Count the lines in the material below that contain the string "NETHERWOOD", and reply with the number only.

(Element boundary records)
━━━━━━━━━━━━━━━━

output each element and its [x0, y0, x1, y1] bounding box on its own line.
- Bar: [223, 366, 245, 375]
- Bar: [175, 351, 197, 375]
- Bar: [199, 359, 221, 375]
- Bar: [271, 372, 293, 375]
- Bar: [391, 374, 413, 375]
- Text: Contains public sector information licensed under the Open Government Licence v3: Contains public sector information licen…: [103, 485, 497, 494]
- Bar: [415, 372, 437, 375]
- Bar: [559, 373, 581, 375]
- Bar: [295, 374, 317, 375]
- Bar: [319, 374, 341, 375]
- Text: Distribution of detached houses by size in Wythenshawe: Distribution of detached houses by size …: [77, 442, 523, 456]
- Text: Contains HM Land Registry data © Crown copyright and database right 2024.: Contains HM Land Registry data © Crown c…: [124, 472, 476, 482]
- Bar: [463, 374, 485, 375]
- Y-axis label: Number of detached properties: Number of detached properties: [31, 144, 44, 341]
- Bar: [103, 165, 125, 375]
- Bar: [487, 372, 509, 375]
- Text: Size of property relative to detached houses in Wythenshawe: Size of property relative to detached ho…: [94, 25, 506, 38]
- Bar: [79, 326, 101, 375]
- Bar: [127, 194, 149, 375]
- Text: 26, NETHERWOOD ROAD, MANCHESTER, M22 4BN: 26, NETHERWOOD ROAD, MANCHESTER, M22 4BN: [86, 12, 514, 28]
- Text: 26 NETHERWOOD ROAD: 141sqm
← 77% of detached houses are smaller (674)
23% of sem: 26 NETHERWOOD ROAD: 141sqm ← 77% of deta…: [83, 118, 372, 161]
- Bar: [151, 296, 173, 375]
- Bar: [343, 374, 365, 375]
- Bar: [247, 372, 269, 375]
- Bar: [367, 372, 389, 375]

━━━━━━━━━━━━━━━━

• _ANSWER TO THE PROBLEM_
3